- [PROBLEM REQUIREMENTS]
Copy out all the entries word for word.

(Stored records)
____

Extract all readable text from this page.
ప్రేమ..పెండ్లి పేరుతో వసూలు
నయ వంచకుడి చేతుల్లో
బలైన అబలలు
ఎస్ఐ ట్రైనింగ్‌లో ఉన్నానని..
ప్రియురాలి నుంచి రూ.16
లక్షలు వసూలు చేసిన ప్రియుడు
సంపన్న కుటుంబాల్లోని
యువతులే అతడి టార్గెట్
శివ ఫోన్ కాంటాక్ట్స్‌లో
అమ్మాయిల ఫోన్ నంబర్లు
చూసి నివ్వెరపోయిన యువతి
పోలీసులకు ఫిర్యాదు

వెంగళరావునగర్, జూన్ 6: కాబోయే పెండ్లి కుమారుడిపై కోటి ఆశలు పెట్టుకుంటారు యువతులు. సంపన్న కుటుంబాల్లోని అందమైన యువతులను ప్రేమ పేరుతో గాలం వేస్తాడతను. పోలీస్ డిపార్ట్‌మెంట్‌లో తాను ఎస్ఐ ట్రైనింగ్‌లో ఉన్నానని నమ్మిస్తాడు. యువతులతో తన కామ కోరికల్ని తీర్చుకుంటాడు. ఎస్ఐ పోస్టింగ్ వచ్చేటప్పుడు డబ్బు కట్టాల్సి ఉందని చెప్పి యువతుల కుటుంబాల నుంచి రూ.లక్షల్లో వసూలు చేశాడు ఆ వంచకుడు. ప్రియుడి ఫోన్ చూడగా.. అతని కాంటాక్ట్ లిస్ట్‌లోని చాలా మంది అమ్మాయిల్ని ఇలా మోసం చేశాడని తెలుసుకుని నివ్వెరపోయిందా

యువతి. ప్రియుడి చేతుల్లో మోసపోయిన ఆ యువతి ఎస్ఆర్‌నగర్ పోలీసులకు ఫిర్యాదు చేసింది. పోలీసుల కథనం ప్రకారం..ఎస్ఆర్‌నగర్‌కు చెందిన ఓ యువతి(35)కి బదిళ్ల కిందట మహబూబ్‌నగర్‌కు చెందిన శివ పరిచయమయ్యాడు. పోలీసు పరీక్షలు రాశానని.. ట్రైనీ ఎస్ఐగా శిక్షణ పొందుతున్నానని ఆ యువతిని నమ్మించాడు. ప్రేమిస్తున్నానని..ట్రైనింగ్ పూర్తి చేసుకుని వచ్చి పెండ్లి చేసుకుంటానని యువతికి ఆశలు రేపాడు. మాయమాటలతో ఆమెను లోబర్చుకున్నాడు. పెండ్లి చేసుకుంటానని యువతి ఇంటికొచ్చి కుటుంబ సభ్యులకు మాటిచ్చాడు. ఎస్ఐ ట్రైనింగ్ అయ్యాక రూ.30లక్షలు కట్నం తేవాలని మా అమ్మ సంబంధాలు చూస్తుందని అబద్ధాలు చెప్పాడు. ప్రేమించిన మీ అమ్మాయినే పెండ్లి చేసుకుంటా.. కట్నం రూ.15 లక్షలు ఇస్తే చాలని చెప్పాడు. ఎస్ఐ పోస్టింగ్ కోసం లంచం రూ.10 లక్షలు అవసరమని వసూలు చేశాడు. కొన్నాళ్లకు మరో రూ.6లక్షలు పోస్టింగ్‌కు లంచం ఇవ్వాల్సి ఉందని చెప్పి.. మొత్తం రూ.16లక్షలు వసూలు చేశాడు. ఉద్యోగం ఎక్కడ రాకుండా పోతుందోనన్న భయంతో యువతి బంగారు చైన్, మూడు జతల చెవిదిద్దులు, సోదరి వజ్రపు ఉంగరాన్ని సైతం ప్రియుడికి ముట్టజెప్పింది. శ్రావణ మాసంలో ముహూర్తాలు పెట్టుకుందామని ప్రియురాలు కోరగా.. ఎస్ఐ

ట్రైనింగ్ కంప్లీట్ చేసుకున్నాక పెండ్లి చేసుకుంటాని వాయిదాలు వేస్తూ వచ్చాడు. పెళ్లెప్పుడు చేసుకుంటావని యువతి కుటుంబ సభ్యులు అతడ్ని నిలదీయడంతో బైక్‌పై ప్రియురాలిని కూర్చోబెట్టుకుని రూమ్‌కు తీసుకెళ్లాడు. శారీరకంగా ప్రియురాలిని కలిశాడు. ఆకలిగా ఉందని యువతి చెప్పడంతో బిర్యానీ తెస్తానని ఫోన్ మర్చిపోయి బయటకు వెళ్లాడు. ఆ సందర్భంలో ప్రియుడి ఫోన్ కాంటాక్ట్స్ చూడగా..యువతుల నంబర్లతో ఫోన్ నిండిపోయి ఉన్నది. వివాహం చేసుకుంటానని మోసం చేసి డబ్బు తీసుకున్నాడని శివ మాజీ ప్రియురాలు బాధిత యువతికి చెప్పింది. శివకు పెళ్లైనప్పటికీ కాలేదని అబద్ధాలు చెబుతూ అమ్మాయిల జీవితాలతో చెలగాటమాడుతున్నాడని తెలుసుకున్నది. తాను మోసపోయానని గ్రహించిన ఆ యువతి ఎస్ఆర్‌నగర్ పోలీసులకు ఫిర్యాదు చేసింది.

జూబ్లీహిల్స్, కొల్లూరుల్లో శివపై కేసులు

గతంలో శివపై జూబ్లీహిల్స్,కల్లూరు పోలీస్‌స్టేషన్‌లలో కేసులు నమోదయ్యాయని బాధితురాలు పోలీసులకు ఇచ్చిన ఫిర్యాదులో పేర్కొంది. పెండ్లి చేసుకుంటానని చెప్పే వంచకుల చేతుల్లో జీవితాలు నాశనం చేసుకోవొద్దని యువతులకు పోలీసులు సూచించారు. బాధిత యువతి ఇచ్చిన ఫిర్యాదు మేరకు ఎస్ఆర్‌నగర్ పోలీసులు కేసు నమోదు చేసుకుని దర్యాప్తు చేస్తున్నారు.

____

- [COMPLETED EXERCISE]
Extract all readable text from this page.
ప్రేమ..పెండ్లి పేరుతో వసూలు
నయ వంచకుడి చేతుల్లో
బలైన అబలలు
ఎస్ఐ ట్రైనింగ్‌లో ఉన్నానని..
ప్రియురాలి నుంచి రూ.16
లక్షలు వసూలు చేసిన ప్రియుడు
సంపన్న కుటుంబాల్లోని
యువతులే అతడి టార్గెట్
శివ ఫోన్ కాంటాక్ట్స్‌లో
అమ్మాయిల ఫోన్ నంబర్లు
చూసి నివ్వెరపోయిన యువతి
పోలీసులకు ఫిర్యాదు

వెంగళరావునగర్, జూన్ 6: కాబోయే పెండ్లి కుమారుడిపై కోటి ఆశలు పెట్టుకుంటారు యువతులు. సంపన్న కుటుంబాల్లోని అందమైన యువతులను ప్రేమ పేరుతో గాలం వేస్తాడతను. పోలీస్ డిపార్ట్‌మెంట్‌లో తాను ఎస్ఐ ట్రైనింగ్‌లో ఉన్నానని నమ్మిస్తాడు. యువతులతో తన కామ కోరికల్ని తీర్చుకుంటాడు. ఎస్ఐ పోస్టింగ్ వచ్చేటప్పుడు డబ్బు కట్టాల్సి ఉందని చెప్పి యువతుల కుటుంబాల నుంచి రూ.లక్షల్లో వసూలు చేశాడు ఆ వంచకుడు. ప్రియుడి ఫోన్ చూడగా.. అతని కాంటాక్ట్ లిస్ట్‌లోని చాలా మంది అమ్మాయిల్ని ఇలా మోసం చేశాడని తెలుసుకుని నివ్వెరపోయిందా

యువతి. ప్రియుడి చేతుల్లో మోసపోయిన ఆ యువతి ఎస్ఆర్‌నగర్ పోలీసులకు ఫిర్యాదు చేసింది. పోలీసుల కథనం ప్రకారం..ఎస్ఆర్‌నగర్‌కు చెందిన ఓ యువతి(35)కి బదిళ్ల కిందట మహబూబ్‌నగర్‌కు చెందిన శివ పరిచయమయ్యాడు. పోలీసు పరీక్షలు రాశానని.. ట్రైనీ ఎస్ఐగా శిక్షణ పొందుతున్నానని ఆ యువతిని నమ్మించాడు. ప్రేమిస్తున్నానని..ట్రైనింగ్ పూర్తి చేసుకుని వచ్చి పెండ్లి చేసుకుంటానని యువతికి ఆశలు రేపాడు. మాయమాటలతో ఆమెను లోబర్చుకున్నాడు. పెండ్లి చేసుకుంటానని యువతి ఇంటికొచ్చి కుటుంబ సభ్యులకు మాటిచ్చాడు. ఎస్ఐ ట్రైనింగ్ అయ్యాక రూ.30లక్షలు కట్నం తేవాలని మా అమ్మ సంబంధాలు చూస్తుందని అబద్ధాలు చెప్పాడు. ప్రేమించిన మీ అమ్మాయినే పెండ్లి చేసుకుంటా.. కట్నం రూ.15 లక్షలు ఇస్తే చాలని చెప్పాడు. ఎస్ఐ పోస్టింగ్ కోసం లంచం రూ.10 లక్షలు అవసరమని వసూలు చేశాడు. కొన్నాళ్లకు మరో రూ.6లక్షలు పోస్టింగ్‌కు లంచం ఇవ్వాల్సి ఉందని చెప్పి.. మొత్తం రూ.16లక్షలు వసూలు చేశాడు. ఉద్యోగం ఎక్కడ రాకుండా పోతుందోనన్న భయంతో యువతి బంగారు చైన్, మూడు జతల చెవిదిద్దులు, సోదరి వజ్రపు ఉంగరాన్ని సైతం ప్రియుడికి ముట్టజెప్పింది. శ్రావణ మాసంలో ముహూర్తాలు పెట్టుకుందామని ప్రియురాలు కోరగా.. ఎస్ఐ

ట్రైనింగ్ కంప్లీట్ చేసుకున్నాక పెండ్లి చేసుకుంటాని వాయిదాలు వేస్తూ వచ్చాడు. పెళ్లెప్పుడు చేసుకుంటావని యువతి కుటుంబ సభ్యులు అతడ్ని నిలదీయడంతో బైక్‌పై ప్రియురాలిని కూర్చోబెట్టుకుని రూమ్‌కు తీసుకెళ్లాడు. శారీరకంగా ప్రియురాలిని కలిశాడు. ఆకలిగా ఉందని యువతి చెప్పడంతో బిర్యానీ తెస్తానని ఫోన్ మర్చిపోయి బయటకు వెళ్లాడు. ఆ సందర్భంలో ప్రియుడి ఫోన్ కాంటాక్ట్స్ చూడగా..యువతుల నంబర్లతో ఫోన్ నిండిపోయి ఉన్నది. వివాహం చేసుకుంటానని మోసం చేసి డబ్బు తీసుకున్నాడని శివ మాజీ ప్రియురాలు బాధిత యువతికి చెప్పింది. శివకు పెళ్లైనప్పటికీ కాలేదని అబద్ధాలు చెబుతూ అమ్మాయిల జీవితాలతో చెలగాటమాడుతున్నాడని తెలుసుకున్నది. తాను మోసపోయానని గ్రహించిన ఆ యువతి ఎస్ఆర్‌నగర్ పోలీసులకు ఫిర్యాదు చేసింది.

జూబ్లీహిల్స్, కొల్లూరుల్లో శివపై కేసులు

గతంలో శివపై జూబ్లీహిల్స్,కల్లూరు పోలీస్‌స్టేషన్‌లలో కేసులు నమోదయ్యాయని బాధితురాలు పోలీసులకు ఇచ్చిన ఫిర్యాదులో పేర్కొంది. పెండ్లి చేసుకుంటానని చెప్పే వంచకుల చేతుల్లో జీవితాలు నాశనం చేసుకోవొద్దని యువతులకు పోలీసులు సూచించారు. బాధిత యువతి ఇచ్చిన ఫిర్యాదు మేరకు ఎస్ఆర్‌నగర్ పోలీసులు కేసు నమోదు చేసుకుని దర్యాప్తు చేస్తున్నారు.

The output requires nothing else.